Dataset entries
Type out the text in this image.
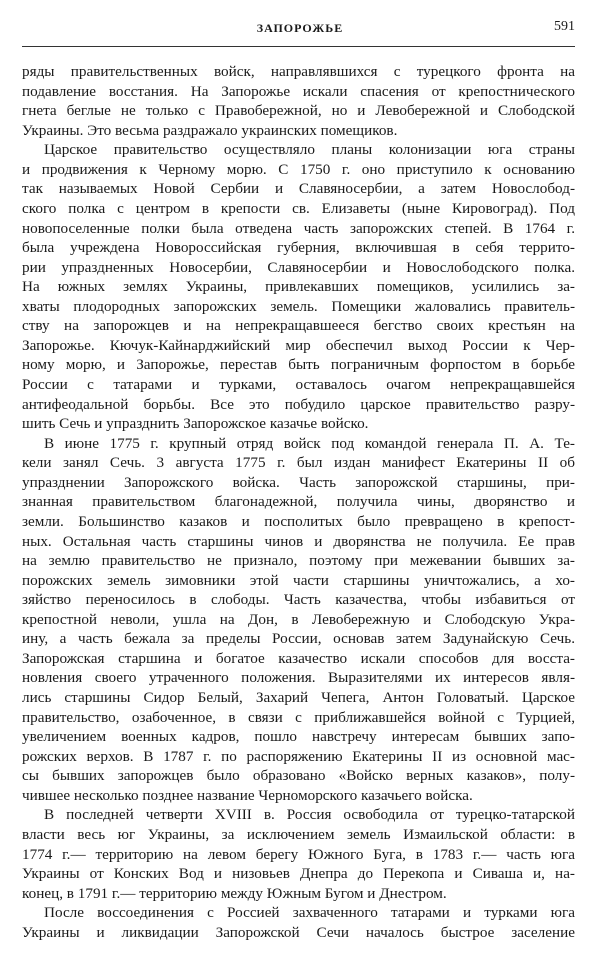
ЗАПОРОЖЬЕ	591
ряды правительственных войск, направлявшихся с турецкого фронта на
подавление восстания. На Запорожье искали спасения от крепостнического
гнета беглые не только с Правобережной, но и Левобережной и Слободской
Украины. Это весьма раздражало украинских помещиков.
Царское правительство осуществляло планы колонизации юга страны
и продвижения к Черному морю. С 1750 г. оно приступило к основанию
так называемых Новой Сербии и Славяносербии, а затем Новослобод-
ского полка с центром в крепости св. Елизаветы (ныне Кировоград). Под
новопоселенные полки была отведена часть запорожских степей. В 1764 г.
была учреждена Новороссийская губерния, включившая в себя террито-
рии упраздненных Новосербии, Славяносербии и Новослободского полка.
На южных землях Украины, привлекавших помещиков, усилились за-
хваты плодородных запорожских земель. Помещики жаловались правитель-
ству на запорожцев и на непрекращавшееся бегство своих крестьян на
Запорожье. Кючук-Кайнарджийский мир обеспечил выход России к Чер-
ному морю, и Запорожье, перестав быть пограничным форпостом в борьбе
России с татарами и турками, оставалось очагом непрекращавшейся
антифеодальной борьбы. Все это побудило царское правительство разру-
шить Сечь и упразднить Запорожское казачье войско.
В июне 1775 г. крупный отряд войск под командой генерала П. А. Те-
кели занял Сечь. 3 августа 1775 г. был издан манифест Екатерины II об
упразднении Запорожского войска. Часть запорожской старшины, при-
знанная правительством благонадежной, получила чины, дворянство и
земли. Большинство казаков и посполитых было превращено в крепост-
ных. Остальная часть старшины чинов и дворянства не получила. Ее прав
на землю правительство не признало, поэтому при межевании бывших за-
порожских земель зимовники этой части старшины уничтожались, а хо-
зяйство переносилось в слободы. Часть казачества, чтобы избавиться от
крепостной неволи, ушла на Дон, в Левобережную и Слободскую Укра-
ину, а часть бежала за пределы России, основав затем Задунайскую Сечь.
Запорожская старшина и богатое казачество искали способов для восста-
новления своего утраченного положения. Выразителями их интересов явля-
лись старшины Сидор Белый, Захарий Чепега, Антон Головатый. Царское
правительство, озабоченное, в связи с приближавшейся войной с Турцией,
увеличением военных кадров, пошло навстречу интересам бывших запо-
рожских верхов. В 1787 г. по распоряжению Екатерины II из основной мас-
сы бывших запорожцев было образовано «Войско верных казаков», полу-
чившее несколько позднее название Черноморского казачьего войска.
В последней четверти XVIII в. Россия освободила от турецко-татарской
власти весь юг Украины, за исключением земель Измаильской области: в
1774 г.— территорию на левом берегу Южного Буга, в 1783 г.— часть юга
Украины от Конских Вод и низовьев Днепра до Перекопа и Сиваша и, на-
конец, в 1791 г.— территорию между Южным Бугом и Днестром.
После воссоединения с Россией захваченного татарами и турками юга
Украины и ликвидации Запорожской Сечи началось быстрое заселение
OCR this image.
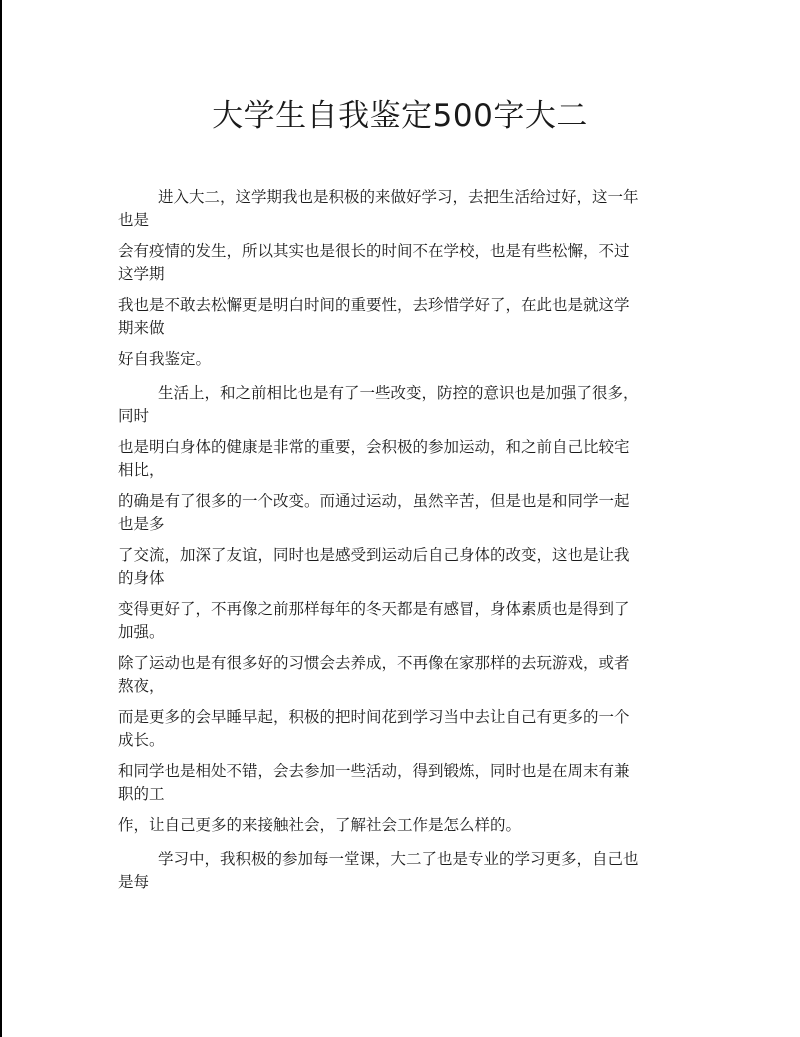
大学生自我鉴定500字大二

进入大二，这学期我也是积极的来做好学习，去把生活给过好，这一年
也是

会有疫情的发生，所以其实也是很长的时间不在学校，也是有些松懈，不过
这学期

我也是不敢去松懈更是明白时间的重要性，去珍惜学好了，在此也是就这学
期来做

好自我鉴定。

生活上，和之前相比也是有了一些改变，防控的意识也是加强了很多，
同时

也是明白身体的健康是非常的重要，会积极的参加运动，和之前自己比较宅
相比，

的确是有了很多的一个改变。而通过运动，虽然辛苦，但是也是和同学一起
也是多

了交流，加深了友谊，同时也是感受到运动后自己身体的改变，这也是让我
的身体

变得更好了，不再像之前那样每年的冬天都是有感冒，身体素质也是得到了
加强。

除了运动也是有很多好的习惯会去养成，不再像在家那样的去玩游戏，或者
熬夜，

而是更多的会早睡早起，积极的把时间花到学习当中去让自己有更多的一个
成长。

和同学也是相处不错，会去参加一些活动，得到锻炼，同时也是在周末有兼
职的工

作，让自己更多的来接触社会，了解社会工作是怎么样的。

学习中，我积极的参加每一堂课，大二了也是专业的学习更多，自己也
是每
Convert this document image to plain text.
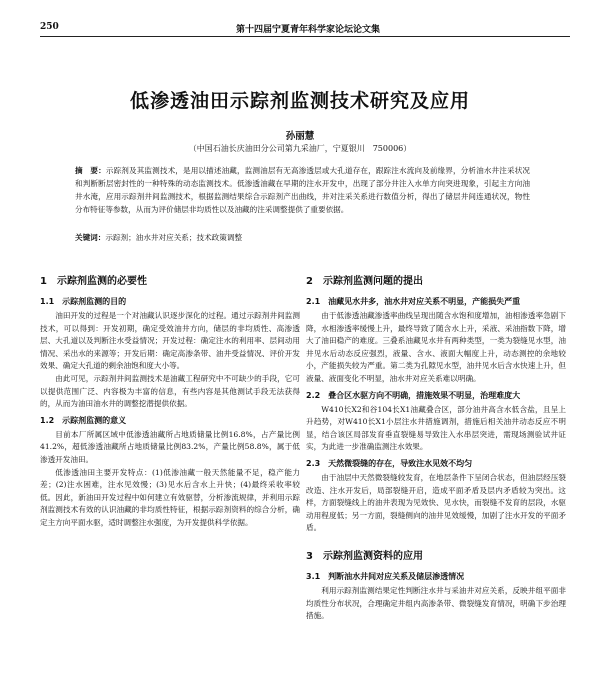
250	第十四届宁夏青年科学家论坛论文集
低渗透油田示踪剂监测技术研究及应用
孙丽慧
（中国石油长庆油田分公司第九采油厂，宁夏银川　750006）
摘　要：示踪剂及其监测技术，是用以描述油藏，监测油层有无高渗透层或大孔道存在，跟踪注水流向及前缘界，分析油水井注采状况和判断断层密封性的一种特殊的动态监测技术。低渗透油藏在早期的注水开发中，出现了部分井注入水单方向突进现象，引起主方向油井水淹，应用示踪剂井间监测技术，根据监测结果综合示踪剂产出曲线，井对注采关系进行数值分析，得出了储层井间连通状况，物性分布特征等参数，从而为评价储层非均质性以及油藏的注采调整提供了重要依据。
关键词：示踪剂；油水井对应关系；技术政策调整
1　示踪剂监测的必要性
1.1　示踪剂监测的目的

油田开发的过程是一个对油藏认识逐步深化的过程。通过示踪剂井间监测技术，可以得到：开发初期，确定受效油井方向，储层的非均质性、高渗透层、大孔道以及判断注水受益情况；开发过程：确定注水的利用率、层间动用情况、采出水的来源等；开发后期：确定高渗条带、油井受益情况、评价开发效果、确定大孔道的剩余油饱和度大小等。

由此可见，示踪剂井间监测技术是油藏工程研究中不可缺少的手段，它可以提供范围广泛、内容极为丰富的信息，有些内容是其他测试手段无法获得的，从而为油田油水井的调整挖潜提供依据。

1.2　示踪剂监测的意义

目前本厂所属区域中低渗透油藏所占地质储量比例16.8%，占产量比例41.2%，超低渗透油藏所占地质储量比例83.2%，产量比例58.8%，属于低渗透开发油田。

低渗透油田主要开发特点：(1)低渗油藏一般天然能量不足，稳产能力差；(2)注水困难，注水见效慢；(3)见水后含水上升快；(4)最终采收率较低。因此，新油田开发过程中如何建立有效驱替，分析渗流规律，并利用示踪剂监测技术有效的认识油藏的非均质性特征，根据示踪剂资料的综合分析，确定主方向平面水驱，适时调整注水强度，为开发提供科学依据。

2　示踪剂监测问题的提出
2.1　油藏见水井多，油水井对应关系不明显，产能损失严重

由于低渗透油藏渗透率曲线呈现出随含水饱和度增加，油相渗透率急剧下降，水相渗透率缓慢上升，最终导致了随含水上升，采液、采油指数下降，增大了油田稳产的难度。三叠系油藏见水井有两种类型，一类为裂缝见水型，油井见水后动态反应强烈，液量、含水、液面大幅度上升，动态测控的余地较小，产能损失较为严重。第二类为孔隙见水型，油井见水后含水快速上升，但液量、液面变化不明显，油水井对应关系难以明确。

2.2　叠合区水驱方向不明确，措施效果不明显，治理难度大

W410长X2和谷104长X1油藏叠合区，部分油井高含水低含盐，且呈上升趋势，对W410长X1小层注水井措施调剂，措施后相关油井动态反应不明显，结合该区局部发育垂直裂缝易导致注入水串层突进，需现场测验试井证实，为此进一步准确监测注水效果。

2.3　天然微裂缝的存在，导致注水见效不均匀

由于油层中天然微裂缝较发育，在地层条件下呈闭合状态，但油层经压裂改造、注水开发后，局部裂缝开启，造成平面矛盾及层内矛盾较为突出。这样，方面裂缝线上的油井表现为见效快、见水快，而裂缝不发育的层段，水驱动用程度低；另一方面，裂缝侧向的油井见效缓慢，加剧了注水开发的平面矛盾。

3　示踪剂监测资料的应用
3.1　判断油水井间对应关系及储层渗透情况

利用示踪剂监测结果定性判断注水井与采油井对应关系，反映井组平面非均质性分布状况，合理确定井组内高渗条带、微裂缝发育情况，明确下步治理措施。
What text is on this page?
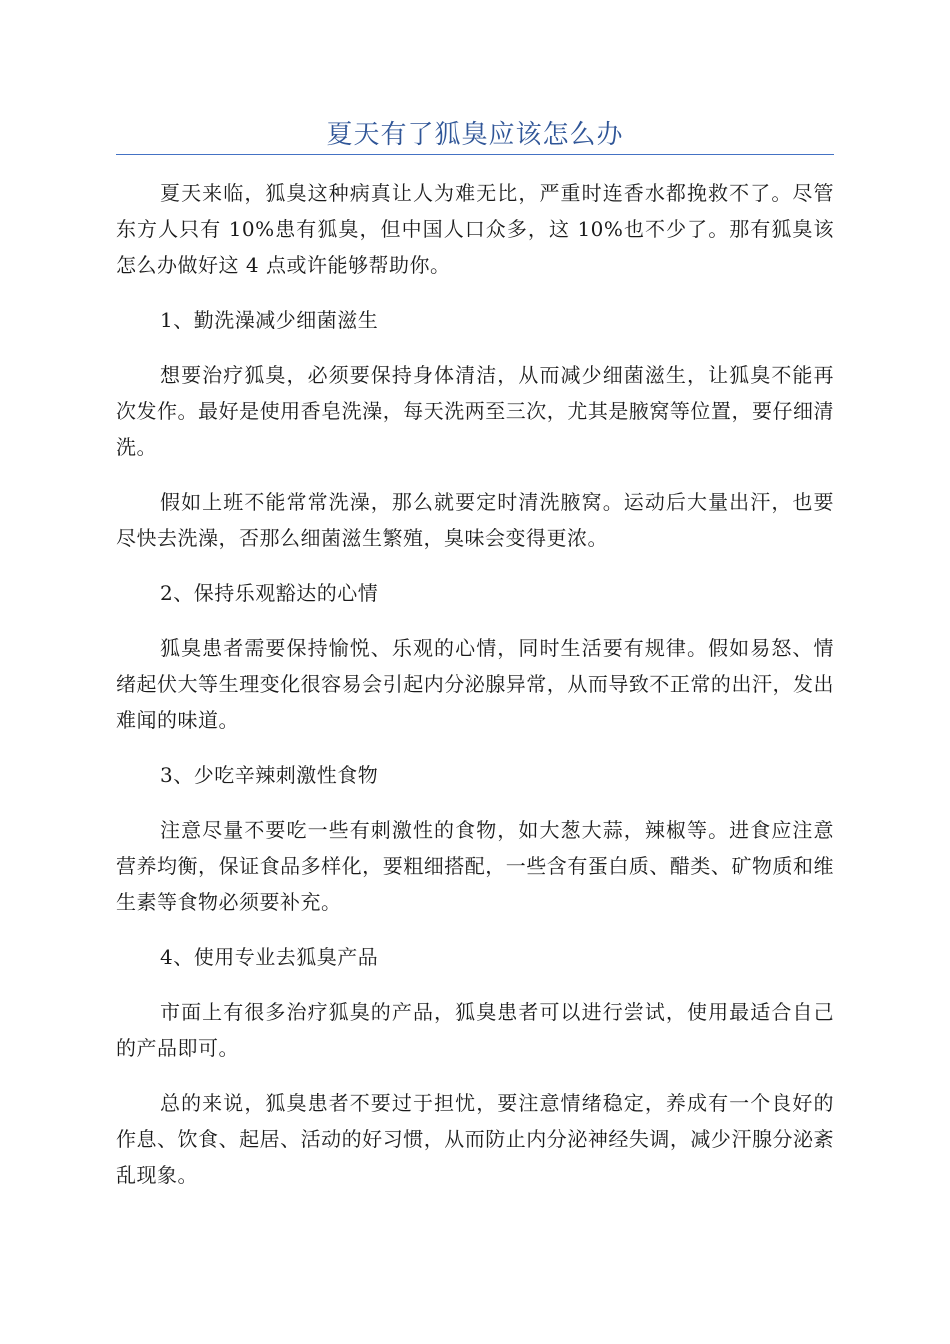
夏天有了狐臭应该怎么办

夏天来临，狐臭这种病真让人为难无比，严重时连香水都挽救不了。尽管东方人只有 10%患有狐臭，但中国人口众多，这 10%也不少了。那有狐臭该怎么办做好这 4 点或许能够帮助你。

1、勤洗澡减少细菌滋生

想要治疗狐臭，必须要保持身体清洁，从而减少细菌滋生，让狐臭不能再次发作。最好是使用香皂洗澡，每天洗两至三次，尤其是腋窝等位置，要仔细清洗。

假如上班不能常常洗澡，那么就要定时清洗腋窝。运动后大量出汗，也要尽快去洗澡，否那么细菌滋生繁殖，臭味会变得更浓。

2、保持乐观豁达的心情

狐臭患者需要保持愉悦、乐观的心情，同时生活要有规律。假如易怒、情绪起伏大等生理变化很容易会引起内分泌腺异常，从而导致不正常的出汗，发出难闻的味道。

3、少吃辛辣刺激性食物

注意尽量不要吃一些有刺激性的食物，如大葱大蒜，辣椒等。进食应注意营养均衡，保证食品多样化，要粗细搭配，一些含有蛋白质、醋类、矿物质和维生素等食物必须要补充。

4、使用专业去狐臭产品

市面上有很多治疗狐臭的产品，狐臭患者可以进行尝试，使用最适合自己的产品即可。

总的来说，狐臭患者不要过于担忧，要注意情绪稳定，养成有一个良好的作息、饮食、起居、活动的好习惯，从而防止内分泌神经失调，减少汗腺分泌紊乱现象。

◆ The request:
Copy each line from the data above that includes "помещиков".

◆ Answer below:
Украины. Это весьма раздражало украинских помещиков.
На южных землях Украины, привлекавших помещиков, усилились за-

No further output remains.